— begin TEXT SHOWN —

Have to say it was the best £250 we've spent though! 
good luck with your search x


----------



## yay84 (Apr 28, 2009)

Hi, I dont mind paying out after just wanted a pup for £100 or round that..


----------



## *Ragdoll* (Jan 21, 2009)

it might be hard to find oue for that price, if your in no rush try and save some more?


----------



## EmzieAngel (Apr 22, 2009)

I hope you can find what you're looking for, but as people have said before it is unlikely you'll get one at that price from a breeder. 
I've seen KC registered pups from £600 and my lab, which is not KC registered was £300.
You could see if they have any at rescues, they might not be young pups, but will still need just as much training and care.
Good luck finding your pup, let us know how you get on


----------



## ruby2ruby (Apr 29, 2009)

I hate to be the one to say it - but getting a dog because you need 'cheering up' does not sound a vaild enough reason for wanting a dog. Most folk decide to become dog owners because they love dogs and can't live without them.


----------



## yay84 (Apr 28, 2009)

:thumbdown:dont say it then..it will help my daughter to cheer up..i want to see her face lighten up..


----------



## ruby2ruby (Apr 29, 2009)

Buying a dog for a six year old isn't a great idea either - the novelty of a dog soon wears off where children are concerned. Personally I'm more concerned about any 'potential' dog.


----------



## Dundee (Oct 20, 2008)

TBH, buying a dog to see a child's face light up isn't a good reason, so can understand why some have posted as they have.

— end TEXT SHOWN —
— begin INFORMATION SHOWN —

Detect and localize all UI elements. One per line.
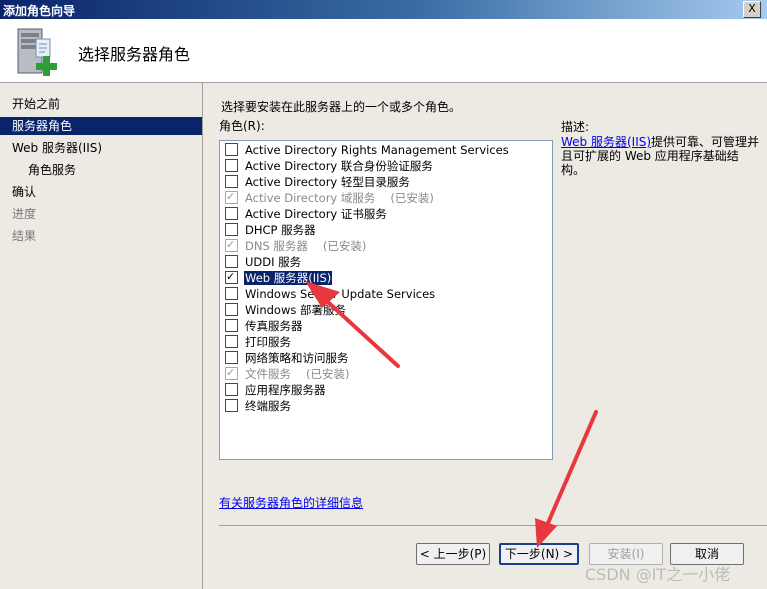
wizard-header: 选择服务器角色 — [0, 19, 767, 83]
server-add-icon — [17, 28, 57, 76]
checkbox[interactable] — [225, 319, 238, 332]
checkbox[interactable] — [225, 159, 238, 172]
role-item[interactable]: 终端服务 — [225, 398, 292, 414]
role-item[interactable]: DHCP 服务器 — [225, 222, 317, 238]
nav-item-web-server[interactable]: Web 服务器(IIS) — [0, 139, 202, 157]
back-button[interactable]: < 上一步(P) — [416, 543, 490, 565]
role-item[interactable]: 应用程序服务器 — [225, 382, 327, 398]
checkbox[interactable] — [225, 143, 238, 156]
role-item[interactable]: Active Directory Rights Management Servi… — [225, 142, 510, 158]
role-item[interactable]: Active Directory 轻型目录服务 — [225, 174, 411, 190]
checkbox[interactable] — [225, 383, 238, 396]
description-label: 描述: — [561, 120, 590, 134]
description-link[interactable]: Web 服务器(IIS) — [561, 135, 651, 149]
nav-item-confirmation[interactable]: 确认 — [0, 183, 202, 201]
role-item: Active Directory 域服务(已安装) — [225, 189, 434, 206]
wizard-nav: 开始之前 服务器角色 Web 服务器(IIS) 角色服务 确认 进度 结果 — [0, 83, 203, 589]
checkbox[interactable] — [225, 303, 238, 316]
checkbox[interactable] — [225, 269, 238, 285]
divider — [219, 525, 767, 526]
checkbox — [225, 189, 238, 205]
role-item[interactable]: Active Directory 联合身份验证服务 — [225, 158, 434, 174]
role-item[interactable]: 传真服务器 — [225, 318, 304, 334]
checkbox[interactable] — [225, 335, 238, 348]
more-info-link[interactable]: 有关服务器角色的详细信息 — [219, 494, 363, 511]
nav-item-results: 结果 — [12, 229, 37, 243]
role-item[interactable]: 打印服务 — [225, 334, 292, 350]
role-item: 文件服务(已安装) — [225, 365, 349, 382]
instruction-text: 选择要安装在此服务器上的一个或多个角色。 — [221, 100, 462, 114]
checkbox[interactable] — [225, 287, 238, 300]
checkbox — [225, 237, 238, 253]
nav-item-server-roles[interactable]: 服务器角色 — [0, 117, 202, 135]
checkbox[interactable] — [225, 351, 238, 364]
role-item: DNS 服务器(已安装) — [225, 237, 366, 254]
nav-item-progress: 进度 — [12, 207, 37, 221]
roles-list[interactable]: Active Directory Rights Management Servi… — [219, 140, 553, 460]
checkbox[interactable] — [225, 255, 238, 268]
checkbox[interactable] — [225, 223, 238, 236]
next-button[interactable]: 下一步(N) > — [499, 543, 579, 565]
close-button[interactable]: X — [743, 1, 761, 18]
nav-item-role-services[interactable]: 角色服务 — [0, 161, 202, 179]
role-item[interactable]: Windows 部署服务 — [225, 302, 347, 318]
page-title: 选择服务器角色 — [78, 45, 191, 64]
window-title: 添加角色向导 — [3, 4, 76, 18]
checkbox[interactable] — [225, 175, 238, 188]
watermark: CSDN @IT之一小佬 — [585, 565, 731, 584]
roles-label: 角色(R): — [219, 119, 265, 133]
role-item[interactable]: UDDI 服务 — [225, 254, 302, 270]
role-item-web-server[interactable]: Web 服务器(IIS) — [225, 269, 333, 286]
checkbox[interactable] — [225, 207, 238, 220]
wizard-content: 选择要安装在此服务器上的一个或多个角色。 角色(R): Active Direc… — [203, 83, 767, 589]
role-item[interactable]: 网络策略和访问服务 — [225, 350, 350, 366]
description-text: Web 服务器(IIS)提供可靠、可管理并且可扩展的 Web 应用程序基础结构。 — [561, 135, 760, 177]
nav-item-before-you-begin[interactable]: 开始之前 — [0, 95, 202, 113]
title-bar: 添加角色向导 X — [0, 0, 767, 19]
checkbox — [225, 365, 238, 381]
role-item[interactable]: Active Directory 证书服务 — [225, 206, 388, 222]
checkbox[interactable] — [225, 399, 238, 412]
role-item[interactable]: Windows Server Update Services — [225, 286, 436, 302]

— end INFORMATION SHOWN —

PARTS OF THE EXERCISE:
1. In the forum thread about buying a puppy, how much did EmzieAngel's lab cost?
2. Say whether each statement agrees with the forum thread about buying a puppy. Answer yes or no, and quote the words that decide it. (a) EmzieAngel suggests looking for a dog at rescues. (b) ruby2ruby thinks buying a dog for a six year old is a good idea. (c) Ragdoll suggests saving more money if there is no rush.

SOLUTIONS BY TASK:
1. £300

2.
(a) Yes: "You could see if they have any at rescues"
(b) No: "Buying a dog for a six year old isn't a great idea either"
(c) Yes: "if your in no rush try and save some more?"